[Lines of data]
— begin —

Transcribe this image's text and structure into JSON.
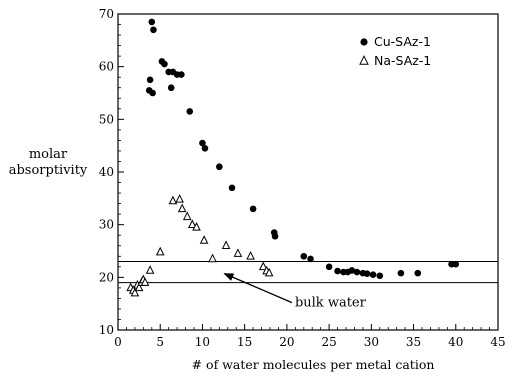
{
  "chart_data": {
    "type": "scatter",
    "title": "",
    "xlabel": "# of water molecules per metal cation",
    "ylabel": "molar absorptivity",
    "ylabel_lines": [
      "molar",
      "absorptivity"
    ],
    "xlim": [
      0,
      45
    ],
    "ylim": [
      10,
      70
    ],
    "x_ticks": [
      0,
      5,
      10,
      15,
      20,
      25,
      30,
      35,
      40,
      45
    ],
    "y_ticks": [
      10,
      20,
      30,
      40,
      50,
      60,
      70
    ],
    "grid": false,
    "legend_position": "top-right",
    "series": [
      {
        "name": "Cu-SAz-1",
        "marker": "filled-circle",
        "color": "#000000",
        "points": [
          [
            4.0,
            68.5
          ],
          [
            4.2,
            67.0
          ],
          [
            3.8,
            57.5
          ],
          [
            3.7,
            55.5
          ],
          [
            4.1,
            55.0
          ],
          [
            5.2,
            61.0
          ],
          [
            5.5,
            60.5
          ],
          [
            6.0,
            59.0
          ],
          [
            6.3,
            56.0
          ],
          [
            6.5,
            59.0
          ],
          [
            7.0,
            58.5
          ],
          [
            7.5,
            58.5
          ],
          [
            8.5,
            51.5
          ],
          [
            10.0,
            45.5
          ],
          [
            10.3,
            44.5
          ],
          [
            12.0,
            41.0
          ],
          [
            13.5,
            37.0
          ],
          [
            16.0,
            33.0
          ],
          [
            18.5,
            28.5
          ],
          [
            18.6,
            27.8
          ],
          [
            22.0,
            24.0
          ],
          [
            22.8,
            23.5
          ],
          [
            25.0,
            22.0
          ],
          [
            26.0,
            21.2
          ],
          [
            26.7,
            21.0
          ],
          [
            27.2,
            21.0
          ],
          [
            27.7,
            21.3
          ],
          [
            28.3,
            21.0
          ],
          [
            29.0,
            20.8
          ],
          [
            29.5,
            20.7
          ],
          [
            30.2,
            20.5
          ],
          [
            31.0,
            20.3
          ],
          [
            33.5,
            20.8
          ],
          [
            35.5,
            20.8
          ],
          [
            39.5,
            22.5
          ],
          [
            40.0,
            22.5
          ]
        ]
      },
      {
        "name": "Na-SAz-1",
        "marker": "open-triangle",
        "color": "#000000",
        "points": [
          [
            1.5,
            18.0
          ],
          [
            1.8,
            17.5
          ],
          [
            2.0,
            17.0
          ],
          [
            2.3,
            18.5
          ],
          [
            2.5,
            18.0
          ],
          [
            2.8,
            19.0
          ],
          [
            3.0,
            19.5
          ],
          [
            3.2,
            19.0
          ],
          [
            3.8,
            21.3
          ],
          [
            5.0,
            24.8
          ],
          [
            6.5,
            34.5
          ],
          [
            7.3,
            34.8
          ],
          [
            7.6,
            33.0
          ],
          [
            8.2,
            31.5
          ],
          [
            8.8,
            30.0
          ],
          [
            9.3,
            29.5
          ],
          [
            10.2,
            27.0
          ],
          [
            11.2,
            23.5
          ],
          [
            12.8,
            26.0
          ],
          [
            14.2,
            24.5
          ],
          [
            15.7,
            24.0
          ],
          [
            17.2,
            22.0
          ],
          [
            17.6,
            21.2
          ],
          [
            17.9,
            20.8
          ]
        ]
      }
    ],
    "annotations": [
      {
        "type": "band",
        "label": "bulk water",
        "y_range": [
          19.0,
          23.0
        ],
        "x_range": [
          0,
          45
        ]
      }
    ]
  }
}
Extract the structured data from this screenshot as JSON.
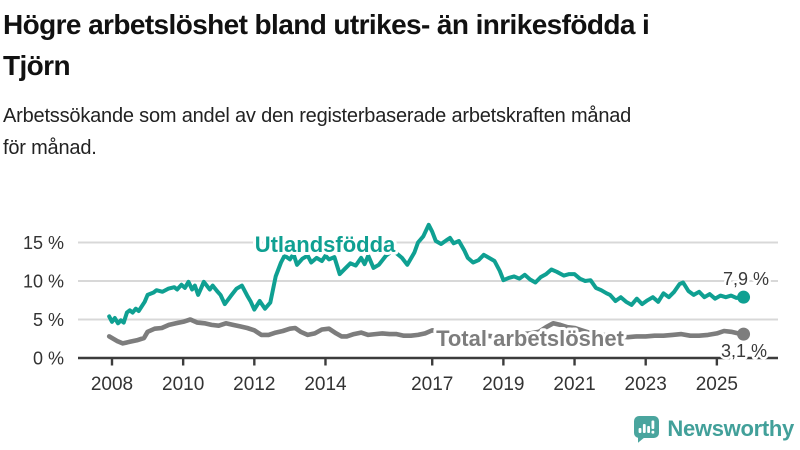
{
  "header": {
    "title_lines": [
      "Högre arbetslöshet bland utrikes- än inrikesfödda i",
      "Tjörn"
    ],
    "subtitle_lines": [
      "Arbetssökande som andel av den registerbaserade arbetskraften månad",
      "för månad."
    ]
  },
  "footer": {
    "brand": "Newsworthy",
    "logo_icon": "bar-chart-speech-bubble"
  },
  "colors": {
    "foreign_born_line": "#0fa092",
    "total_line": "#7d7d7d",
    "grid": "#d8d8d8",
    "axis": "#3c3c3c",
    "tick_label": "#333333",
    "value_label": "#3a3a3a",
    "brand_teal": "#42a09a"
  },
  "chart_data": {
    "type": "line",
    "title": "Högre arbetslöshet bland utrikes- än inrikesfödda i Tjörn",
    "subtitle": "Arbetssökande som andel av den registerbaserade arbetskraften månad för månad.",
    "xlabel": "",
    "ylabel": "",
    "grid": true,
    "x_axis": {
      "range": [
        2007.85,
        2025.9
      ],
      "ticks": [
        2008,
        2010,
        2012,
        2014,
        2017,
        2019,
        2021,
        2023,
        2025
      ],
      "tick_labels": [
        "2008",
        "2010",
        "2012",
        "2014",
        "2017",
        "2019",
        "2021",
        "2023",
        "2025"
      ]
    },
    "y_axis": {
      "range": [
        0,
        18.5
      ],
      "ticks": [
        0,
        5,
        10,
        15
      ],
      "tick_labels": [
        "0 %",
        "5 %",
        "10 %",
        "15 %"
      ]
    },
    "series": [
      {
        "name": "Utlandsfödda",
        "color": "#0fa092",
        "end_label": "7,9 %",
        "end_value": 7.9,
        "points": [
          [
            2007.92,
            5.4
          ],
          [
            2008.0,
            4.7
          ],
          [
            2008.08,
            5.2
          ],
          [
            2008.17,
            4.5
          ],
          [
            2008.25,
            4.9
          ],
          [
            2008.33,
            4.6
          ],
          [
            2008.42,
            5.9
          ],
          [
            2008.5,
            6.2
          ],
          [
            2008.58,
            5.9
          ],
          [
            2008.67,
            6.4
          ],
          [
            2008.75,
            6.1
          ],
          [
            2008.92,
            7.3
          ],
          [
            2009.0,
            8.2
          ],
          [
            2009.17,
            8.5
          ],
          [
            2009.25,
            8.8
          ],
          [
            2009.42,
            8.6
          ],
          [
            2009.58,
            9.0
          ],
          [
            2009.75,
            9.2
          ],
          [
            2009.83,
            8.9
          ],
          [
            2009.95,
            9.5
          ],
          [
            2010.05,
            9.1
          ],
          [
            2010.15,
            9.9
          ],
          [
            2010.25,
            8.9
          ],
          [
            2010.33,
            9.4
          ],
          [
            2010.42,
            8.2
          ],
          [
            2010.5,
            9.0
          ],
          [
            2010.58,
            9.9
          ],
          [
            2010.75,
            8.9
          ],
          [
            2010.83,
            9.4
          ],
          [
            2010.95,
            8.7
          ],
          [
            2011.05,
            8.2
          ],
          [
            2011.17,
            7.0
          ],
          [
            2011.33,
            8.0
          ],
          [
            2011.5,
            9.0
          ],
          [
            2011.65,
            9.4
          ],
          [
            2011.8,
            8.1
          ],
          [
            2011.9,
            7.3
          ],
          [
            2012.0,
            6.3
          ],
          [
            2012.15,
            7.4
          ],
          [
            2012.3,
            6.4
          ],
          [
            2012.45,
            7.2
          ],
          [
            2012.6,
            10.6
          ],
          [
            2012.75,
            12.4
          ],
          [
            2012.85,
            13.3
          ],
          [
            2013.0,
            12.8
          ],
          [
            2013.1,
            13.5
          ],
          [
            2013.2,
            12.1
          ],
          [
            2013.35,
            12.9
          ],
          [
            2013.5,
            13.3
          ],
          [
            2013.6,
            12.4
          ],
          [
            2013.75,
            13.0
          ],
          [
            2013.9,
            12.6
          ],
          [
            2014.0,
            13.3
          ],
          [
            2014.1,
            12.8
          ],
          [
            2014.25,
            13.1
          ],
          [
            2014.4,
            10.9
          ],
          [
            2014.55,
            11.6
          ],
          [
            2014.7,
            12.3
          ],
          [
            2014.85,
            12.0
          ],
          [
            2015.0,
            13.0
          ],
          [
            2015.1,
            12.2
          ],
          [
            2015.2,
            13.3
          ],
          [
            2015.35,
            11.7
          ],
          [
            2015.5,
            12.1
          ],
          [
            2015.7,
            13.3
          ],
          [
            2015.85,
            13.8
          ],
          [
            2016.0,
            13.6
          ],
          [
            2016.15,
            13.0
          ],
          [
            2016.3,
            12.1
          ],
          [
            2016.5,
            13.7
          ],
          [
            2016.6,
            15.0
          ],
          [
            2016.75,
            15.8
          ],
          [
            2016.9,
            17.3
          ],
          [
            2017.0,
            16.4
          ],
          [
            2017.1,
            15.2
          ],
          [
            2017.25,
            14.8
          ],
          [
            2017.4,
            15.3
          ],
          [
            2017.5,
            15.6
          ],
          [
            2017.6,
            14.9
          ],
          [
            2017.75,
            15.2
          ],
          [
            2017.9,
            14.0
          ],
          [
            2018.0,
            13.0
          ],
          [
            2018.15,
            12.4
          ],
          [
            2018.3,
            12.7
          ],
          [
            2018.45,
            13.4
          ],
          [
            2018.6,
            13.0
          ],
          [
            2018.75,
            12.6
          ],
          [
            2018.9,
            11.3
          ],
          [
            2019.0,
            10.1
          ],
          [
            2019.15,
            10.4
          ],
          [
            2019.3,
            10.6
          ],
          [
            2019.45,
            10.3
          ],
          [
            2019.6,
            10.8
          ],
          [
            2019.75,
            10.2
          ],
          [
            2019.9,
            9.8
          ],
          [
            2020.05,
            10.5
          ],
          [
            2020.2,
            10.9
          ],
          [
            2020.35,
            11.5
          ],
          [
            2020.5,
            11.2
          ],
          [
            2020.7,
            10.7
          ],
          [
            2020.85,
            10.9
          ],
          [
            2021.0,
            10.9
          ],
          [
            2021.15,
            10.3
          ],
          [
            2021.3,
            10.0
          ],
          [
            2021.45,
            10.1
          ],
          [
            2021.6,
            9.1
          ],
          [
            2021.75,
            8.8
          ],
          [
            2021.9,
            8.4
          ],
          [
            2022.0,
            8.2
          ],
          [
            2022.15,
            7.4
          ],
          [
            2022.3,
            7.9
          ],
          [
            2022.45,
            7.3
          ],
          [
            2022.6,
            6.9
          ],
          [
            2022.75,
            7.7
          ],
          [
            2022.9,
            7.0
          ],
          [
            2023.05,
            7.5
          ],
          [
            2023.2,
            7.9
          ],
          [
            2023.35,
            7.3
          ],
          [
            2023.5,
            8.4
          ],
          [
            2023.65,
            7.9
          ],
          [
            2023.8,
            8.6
          ],
          [
            2023.95,
            9.6
          ],
          [
            2024.05,
            9.8
          ],
          [
            2024.2,
            8.7
          ],
          [
            2024.35,
            8.2
          ],
          [
            2024.5,
            8.6
          ],
          [
            2024.65,
            7.9
          ],
          [
            2024.8,
            8.3
          ],
          [
            2024.95,
            7.7
          ],
          [
            2025.1,
            8.1
          ],
          [
            2025.25,
            7.9
          ],
          [
            2025.4,
            8.1
          ],
          [
            2025.55,
            7.8
          ],
          [
            2025.75,
            7.9
          ]
        ]
      },
      {
        "name": "Total arbetslöshet",
        "color": "#7d7d7d",
        "end_label": "3,1 %",
        "end_value": 3.1,
        "points": [
          [
            2007.92,
            2.8
          ],
          [
            2008.15,
            2.2
          ],
          [
            2008.3,
            1.9
          ],
          [
            2008.5,
            2.1
          ],
          [
            2008.7,
            2.3
          ],
          [
            2008.9,
            2.6
          ],
          [
            2009.0,
            3.4
          ],
          [
            2009.2,
            3.8
          ],
          [
            2009.4,
            3.9
          ],
          [
            2009.6,
            4.3
          ],
          [
            2009.8,
            4.5
          ],
          [
            2010.0,
            4.7
          ],
          [
            2010.2,
            5.0
          ],
          [
            2010.4,
            4.6
          ],
          [
            2010.6,
            4.5
          ],
          [
            2010.8,
            4.3
          ],
          [
            2011.0,
            4.2
          ],
          [
            2011.2,
            4.5
          ],
          [
            2011.4,
            4.3
          ],
          [
            2011.6,
            4.1
          ],
          [
            2011.8,
            3.9
          ],
          [
            2012.0,
            3.6
          ],
          [
            2012.2,
            3.0
          ],
          [
            2012.4,
            3.0
          ],
          [
            2012.6,
            3.3
          ],
          [
            2012.8,
            3.5
          ],
          [
            2013.0,
            3.8
          ],
          [
            2013.15,
            3.9
          ],
          [
            2013.3,
            3.4
          ],
          [
            2013.5,
            3.0
          ],
          [
            2013.7,
            3.2
          ],
          [
            2013.9,
            3.7
          ],
          [
            2014.1,
            3.8
          ],
          [
            2014.3,
            3.2
          ],
          [
            2014.45,
            2.8
          ],
          [
            2014.6,
            2.8
          ],
          [
            2014.8,
            3.1
          ],
          [
            2015.0,
            3.3
          ],
          [
            2015.2,
            3.0
          ],
          [
            2015.4,
            3.1
          ],
          [
            2015.6,
            3.2
          ],
          [
            2015.8,
            3.1
          ],
          [
            2016.0,
            3.1
          ],
          [
            2016.2,
            2.9
          ],
          [
            2016.4,
            2.9
          ],
          [
            2016.6,
            3.0
          ],
          [
            2016.8,
            3.2
          ],
          [
            2017.0,
            3.6
          ],
          [
            2017.2,
            3.3
          ],
          [
            2017.4,
            3.2
          ],
          [
            2017.6,
            3.1
          ],
          [
            2017.8,
            3.0
          ],
          [
            2018.0,
            2.9
          ],
          [
            2018.25,
            2.8
          ],
          [
            2018.5,
            2.9
          ],
          [
            2018.75,
            2.8
          ],
          [
            2019.0,
            2.9
          ],
          [
            2019.25,
            3.0
          ],
          [
            2019.5,
            3.1
          ],
          [
            2019.75,
            3.2
          ],
          [
            2020.0,
            3.4
          ],
          [
            2020.2,
            4.0
          ],
          [
            2020.4,
            4.5
          ],
          [
            2020.6,
            4.3
          ],
          [
            2020.8,
            4.0
          ],
          [
            2021.0,
            3.9
          ],
          [
            2021.2,
            3.6
          ],
          [
            2021.4,
            3.3
          ],
          [
            2021.6,
            3.1
          ],
          [
            2021.8,
            3.0
          ],
          [
            2022.0,
            2.9
          ],
          [
            2022.25,
            2.8
          ],
          [
            2022.5,
            2.7
          ],
          [
            2022.75,
            2.8
          ],
          [
            2023.0,
            2.8
          ],
          [
            2023.25,
            2.9
          ],
          [
            2023.5,
            2.9
          ],
          [
            2023.75,
            3.0
          ],
          [
            2024.0,
            3.1
          ],
          [
            2024.25,
            2.9
          ],
          [
            2024.5,
            2.9
          ],
          [
            2024.75,
            3.0
          ],
          [
            2025.0,
            3.2
          ],
          [
            2025.2,
            3.5
          ],
          [
            2025.4,
            3.4
          ],
          [
            2025.6,
            3.2
          ],
          [
            2025.75,
            3.1
          ]
        ]
      }
    ],
    "legend_position": "inline-labels"
  }
}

— end —

◆ STATED GOAL:
Every line in the data that holds "name" should be copied out.

◆ TASK RESPONSE:
        "name": "Cu-SAz-1",
        "name": "Na-SAz-1",
        "name": "Utlandsfödda",
        "name": "Total arbetslöshet",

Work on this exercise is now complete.